What is required: Which lines of the entries hold the string "content"? Copy each one.

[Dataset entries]
⟨

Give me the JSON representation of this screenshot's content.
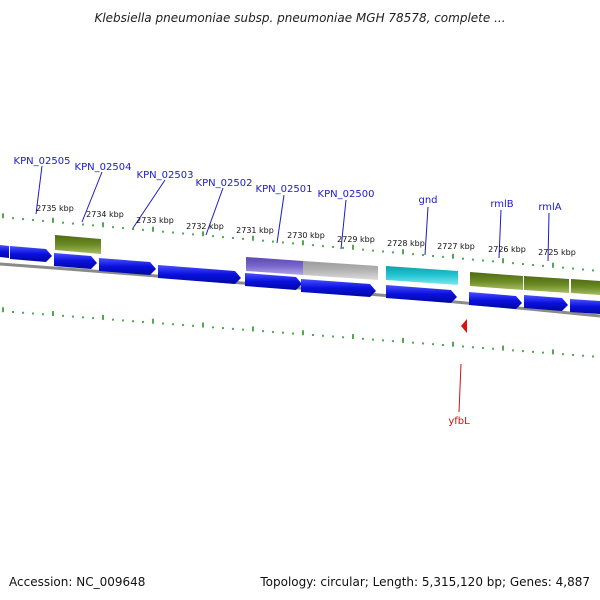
{
  "title": "Klebsiella pneumoniae subsp. pneumoniae MGH 78578, complete ...",
  "footer": {
    "accession": "Accession: NC_009648",
    "summary": "Topology: circular; Length: 5,315,120 bp; Genes: 4,887"
  },
  "gene_labels": [
    "KPN_02505",
    "KPN_02504",
    "KPN_02503",
    "KPN_02502",
    "KPN_02501",
    "KPN_02500",
    "gnd",
    "rmlB",
    "rmlA"
  ],
  "kbp_labels": [
    "2735 kbp",
    "2734 kbp",
    "2733 kbp",
    "2732 kbp",
    "2731 kbp",
    "2730 kbp",
    "2729 kbp",
    "2728 kbp",
    "2727 kbp",
    "2726 kbp",
    "2725 kbp"
  ],
  "red_label": "yfbL",
  "colors": {
    "cds_blue": "#0a10dd",
    "olive": "#6b8a22",
    "purple": "#7a66cc",
    "grey": "#b4b4b4",
    "cyan": "#22c6d2",
    "tick_green": "#1a8a1a",
    "backbone": "#8a8a8a",
    "label_blue": "#1a1acc",
    "label_red": "#cc1111"
  }
}
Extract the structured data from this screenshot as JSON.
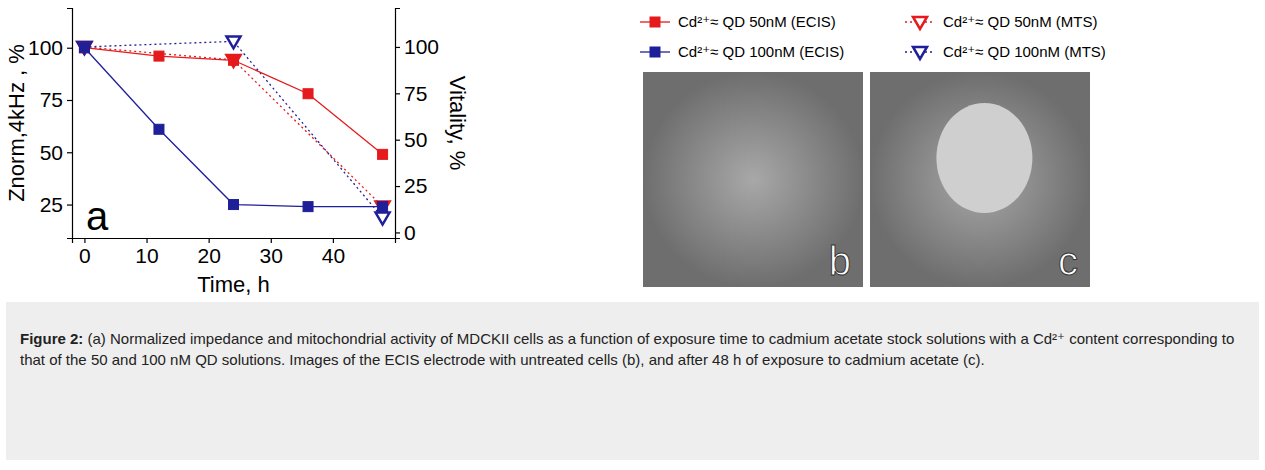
{
  "chart_data": {
    "type": "line",
    "xlabel": "Time, h",
    "ylabel": "Znorm,4kHz , %",
    "y2label": "Vitality, %",
    "panel_label": "a",
    "xlim": [
      -2,
      50
    ],
    "xticks": [
      0,
      10,
      20,
      30,
      40
    ],
    "ylim": [
      9,
      119
    ],
    "yticks": [
      25,
      50,
      75,
      100
    ],
    "y2lim": [
      -3,
      121
    ],
    "y2ticks": [
      0,
      25,
      50,
      75,
      100
    ],
    "legend": "right",
    "series": [
      {
        "name": "Cd²⁺≈ QD 50nM (ECIS)",
        "color": "#e41a1c",
        "marker": "square",
        "line_style": "solid",
        "x": [
          0,
          12,
          24,
          36,
          48
        ],
        "values": [
          100,
          96,
          94,
          78,
          49
        ]
      },
      {
        "name": "Cd²⁺≈ QD 100nM (ECIS)",
        "color": "#1f1f9a",
        "marker": "square",
        "line_style": "solid",
        "x": [
          0,
          12,
          24,
          36,
          48
        ],
        "values": [
          100,
          61,
          25,
          24,
          24
        ]
      },
      {
        "name": "Cd²⁺≈ QD 50nM (MTS)",
        "color": "#e41a1c",
        "marker": "triangle-down-open",
        "line_style": "dotted",
        "axis": "y2",
        "x": [
          0,
          24,
          48
        ],
        "values": [
          100,
          93,
          14
        ]
      },
      {
        "name": "Cd²⁺≈ QD 100nM (MTS)",
        "color": "#1f1f9a",
        "marker": "triangle-down-open",
        "line_style": "dotted",
        "axis": "y2",
        "x": [
          0,
          24,
          48
        ],
        "values": [
          100,
          103,
          8
        ]
      }
    ]
  },
  "figure": {
    "panels": [
      {
        "label": "b"
      },
      {
        "label": "c"
      }
    ],
    "caption_label": "Figure 2:",
    "caption": "(a) Normalized impedance and mitochondrial activity of MDCKII cells as a function of exposure time to cadmium acetate stock solutions with a Cd²⁺ content corresponding to that of the 50 and 100 nM QD solutions. Images of the ECIS electrode with untreated cells (b), and after 48 h of exposure to cadmium acetate (c)."
  }
}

⟩

Exercise output:
Give me the JSON representation of this screenshot's content.
    "caption": "(a) Normalized impedance and mitochondrial activity of MDCKII cells as a function of exposure time to cadmium acetate stock solutions with a Cd²⁺ content corresponding to that of the 50 and 100 nM QD solutions. Images of the ECIS electrode with untreated cells (b), and after 48 h of exposure to cadmium acetate (c)."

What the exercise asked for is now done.